··· 입력 자료 ···

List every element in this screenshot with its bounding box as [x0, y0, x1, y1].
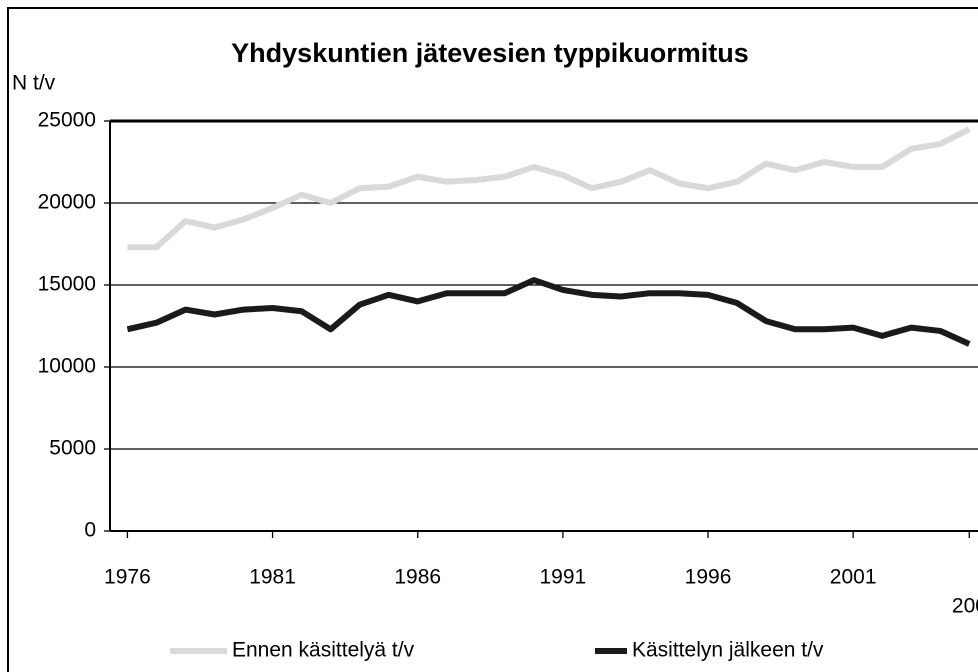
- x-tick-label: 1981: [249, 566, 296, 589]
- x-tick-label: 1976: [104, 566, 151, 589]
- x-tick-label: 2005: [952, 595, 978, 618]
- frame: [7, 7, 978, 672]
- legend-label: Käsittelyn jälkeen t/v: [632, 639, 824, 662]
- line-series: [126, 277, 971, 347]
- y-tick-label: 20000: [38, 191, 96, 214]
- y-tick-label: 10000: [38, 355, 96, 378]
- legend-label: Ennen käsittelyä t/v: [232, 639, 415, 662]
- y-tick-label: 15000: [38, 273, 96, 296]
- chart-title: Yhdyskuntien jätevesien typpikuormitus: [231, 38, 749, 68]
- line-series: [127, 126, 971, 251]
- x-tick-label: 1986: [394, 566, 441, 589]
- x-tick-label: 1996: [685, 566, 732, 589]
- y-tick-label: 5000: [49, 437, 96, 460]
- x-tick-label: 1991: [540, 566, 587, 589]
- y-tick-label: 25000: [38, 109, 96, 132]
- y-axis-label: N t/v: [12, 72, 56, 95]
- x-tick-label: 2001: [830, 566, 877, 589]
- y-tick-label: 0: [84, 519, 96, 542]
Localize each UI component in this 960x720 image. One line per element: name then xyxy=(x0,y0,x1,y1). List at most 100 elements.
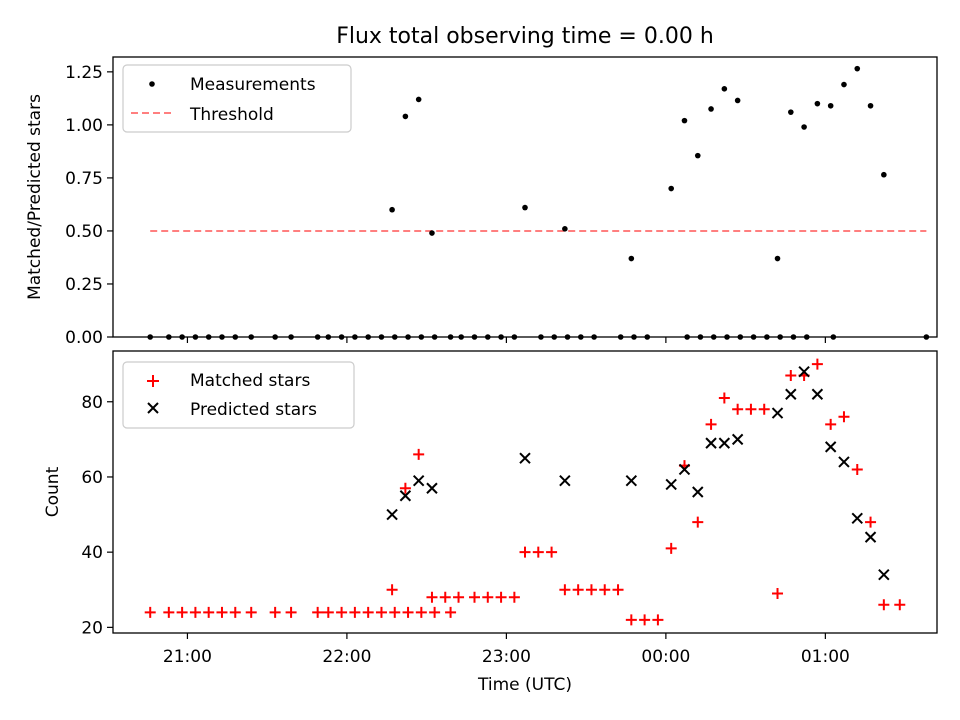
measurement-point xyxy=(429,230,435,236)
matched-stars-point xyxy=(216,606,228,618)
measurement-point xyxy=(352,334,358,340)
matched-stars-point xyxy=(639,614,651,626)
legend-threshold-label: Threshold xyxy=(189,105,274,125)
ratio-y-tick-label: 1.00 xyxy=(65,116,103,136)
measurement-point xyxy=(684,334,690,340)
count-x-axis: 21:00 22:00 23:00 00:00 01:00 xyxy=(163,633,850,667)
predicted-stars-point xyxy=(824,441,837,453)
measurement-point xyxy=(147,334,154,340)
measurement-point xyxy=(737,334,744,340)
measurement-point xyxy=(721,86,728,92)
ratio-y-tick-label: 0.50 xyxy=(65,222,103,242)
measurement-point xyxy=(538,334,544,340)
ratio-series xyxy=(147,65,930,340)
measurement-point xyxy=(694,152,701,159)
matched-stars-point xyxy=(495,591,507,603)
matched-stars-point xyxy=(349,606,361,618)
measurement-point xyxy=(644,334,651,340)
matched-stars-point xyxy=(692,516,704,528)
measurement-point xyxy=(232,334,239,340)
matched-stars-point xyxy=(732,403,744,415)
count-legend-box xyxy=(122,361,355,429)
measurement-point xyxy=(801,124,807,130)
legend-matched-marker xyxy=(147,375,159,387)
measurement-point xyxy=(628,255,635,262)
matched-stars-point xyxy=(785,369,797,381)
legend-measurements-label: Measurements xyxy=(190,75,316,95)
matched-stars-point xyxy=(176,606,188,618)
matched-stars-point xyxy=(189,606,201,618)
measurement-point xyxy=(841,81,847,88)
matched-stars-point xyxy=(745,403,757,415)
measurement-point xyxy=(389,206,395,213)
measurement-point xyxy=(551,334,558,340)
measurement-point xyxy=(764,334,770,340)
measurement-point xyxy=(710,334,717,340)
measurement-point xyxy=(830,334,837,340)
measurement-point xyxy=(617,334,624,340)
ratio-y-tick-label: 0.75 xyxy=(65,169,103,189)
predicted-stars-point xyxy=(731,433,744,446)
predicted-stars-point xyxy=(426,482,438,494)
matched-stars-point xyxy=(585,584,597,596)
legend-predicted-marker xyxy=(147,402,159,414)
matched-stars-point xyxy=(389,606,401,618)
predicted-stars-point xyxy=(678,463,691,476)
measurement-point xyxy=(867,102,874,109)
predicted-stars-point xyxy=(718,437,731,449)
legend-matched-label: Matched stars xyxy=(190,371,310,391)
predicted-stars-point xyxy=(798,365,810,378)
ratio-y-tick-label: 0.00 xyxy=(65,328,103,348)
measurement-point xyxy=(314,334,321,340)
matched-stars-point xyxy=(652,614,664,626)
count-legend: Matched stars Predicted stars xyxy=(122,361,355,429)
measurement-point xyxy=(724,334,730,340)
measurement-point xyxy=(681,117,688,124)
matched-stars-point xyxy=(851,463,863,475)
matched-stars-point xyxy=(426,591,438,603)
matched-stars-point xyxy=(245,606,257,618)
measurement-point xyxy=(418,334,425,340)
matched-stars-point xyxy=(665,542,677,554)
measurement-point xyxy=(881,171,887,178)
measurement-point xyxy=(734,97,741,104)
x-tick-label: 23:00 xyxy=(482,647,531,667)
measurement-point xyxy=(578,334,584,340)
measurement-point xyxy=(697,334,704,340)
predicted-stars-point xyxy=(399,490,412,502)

···

위 항목들의 모든 줄을 한 글자도 바꾸지 말고 인용하되, 그림은 답에서 빼 주세요.

List every element in this screenshot with its bounding box as [x0, y0, x1, y1].
- x-tick-label: 1981: [249, 566, 296, 589]
- x-tick-label: 1976: [104, 566, 151, 589]
- x-tick-label: 2005: [952, 595, 978, 618]
- frame: [7, 7, 978, 672]
- legend-label: Käsittelyn jälkeen t/v: [632, 639, 824, 662]
- line-series: [126, 277, 971, 347]
- y-tick-label: 20000: [38, 191, 96, 214]
- y-tick-label: 10000: [38, 355, 96, 378]
- legend-label: Ennen käsittelyä t/v: [232, 639, 415, 662]
- y-tick-label: 15000: [38, 273, 96, 296]
- chart-title: Yhdyskuntien jätevesien typpikuormitus: [231, 38, 749, 68]
- line-series: [127, 126, 971, 251]
- x-tick-label: 1986: [394, 566, 441, 589]
- x-tick-label: 1996: [685, 566, 732, 589]
- y-tick-label: 5000: [49, 437, 96, 460]
- x-tick-label: 1991: [540, 566, 587, 589]
- y-tick-label: 25000: [38, 109, 96, 132]
- y-axis-label: N t/v: [12, 72, 56, 95]
- x-tick-label: 2001: [830, 566, 877, 589]
- y-tick-label: 0: [84, 519, 96, 542]
Localize each UI component in this 960x720 image. One line per element: name then xyxy=(x0,y0,x1,y1). List at most 100 elements.
measurement-point xyxy=(429,230,435,236)
matched-stars-point xyxy=(216,606,228,618)
measurement-point xyxy=(352,334,358,340)
matched-stars-point xyxy=(639,614,651,626)
legend-threshold-label: Threshold xyxy=(189,105,274,125)
ratio-y-tick-label: 1.00 xyxy=(65,116,103,136)
measurement-point xyxy=(684,334,690,340)
count-x-axis: 21:00 22:00 23:00 00:00 01:00 xyxy=(163,633,850,667)
predicted-stars-point xyxy=(824,441,837,453)
measurement-point xyxy=(147,334,154,340)
measurement-point xyxy=(737,334,744,340)
measurement-point xyxy=(721,86,728,92)
ratio-y-tick-label: 0.50 xyxy=(65,222,103,242)
measurement-point xyxy=(538,334,544,340)
ratio-series xyxy=(147,65,930,340)
measurement-point xyxy=(694,152,701,159)
matched-stars-point xyxy=(495,591,507,603)
matched-stars-point xyxy=(349,606,361,618)
measurement-point xyxy=(644,334,651,340)
matched-stars-point xyxy=(692,516,704,528)
measurement-point xyxy=(232,334,239,340)
matched-stars-point xyxy=(732,403,744,415)
count-legend-box xyxy=(122,361,355,429)
measurement-point xyxy=(801,124,807,130)
legend-matched-marker xyxy=(147,375,159,387)
measurement-point xyxy=(628,255,635,262)
matched-stars-point xyxy=(785,369,797,381)
legend-measurements-label: Measurements xyxy=(190,75,316,95)
matched-stars-point xyxy=(176,606,188,618)
matched-stars-point xyxy=(189,606,201,618)
measurement-point xyxy=(841,81,847,88)
matched-stars-point xyxy=(745,403,757,415)
measurement-point xyxy=(389,206,395,213)
measurement-point xyxy=(551,334,558,340)
measurement-point xyxy=(764,334,770,340)
measurement-point xyxy=(710,334,717,340)
measurement-point xyxy=(830,334,837,340)
measurement-point xyxy=(617,334,624,340)
ratio-y-tick-label: 0.75 xyxy=(65,169,103,189)
predicted-stars-point xyxy=(731,433,744,446)
predicted-stars-point xyxy=(426,482,438,494)
matched-stars-point xyxy=(585,584,597,596)
legend-predicted-marker xyxy=(147,402,159,414)
matched-stars-point xyxy=(389,606,401,618)
predicted-stars-point xyxy=(678,463,691,476)
measurement-point xyxy=(867,102,874,109)
predicted-stars-point xyxy=(718,437,731,449)
legend-matched-label: Matched stars xyxy=(190,371,310,391)
predicted-stars-point xyxy=(798,365,810,378)
ratio-y-tick-label: 0.00 xyxy=(65,328,103,348)
measurement-point xyxy=(314,334,321,340)
matched-stars-point xyxy=(652,614,664,626)
count-legend: Matched stars Predicted stars xyxy=(122,361,355,429)
measurement-point xyxy=(724,334,730,340)
measurement-point xyxy=(681,117,688,124)
matched-stars-point xyxy=(851,463,863,475)
matched-stars-point xyxy=(426,591,438,603)
matched-stars-point xyxy=(245,606,257,618)
measurement-point xyxy=(418,334,425,340)
matched-stars-point xyxy=(665,542,677,554)
measurement-point xyxy=(881,171,887,178)
measurement-point xyxy=(734,97,741,104)
x-tick-label: 23:00 xyxy=(482,647,531,667)
measurement-point xyxy=(578,334,584,340)
measurement-point xyxy=(697,334,704,340)
predicted-stars-point xyxy=(399,490,412,502)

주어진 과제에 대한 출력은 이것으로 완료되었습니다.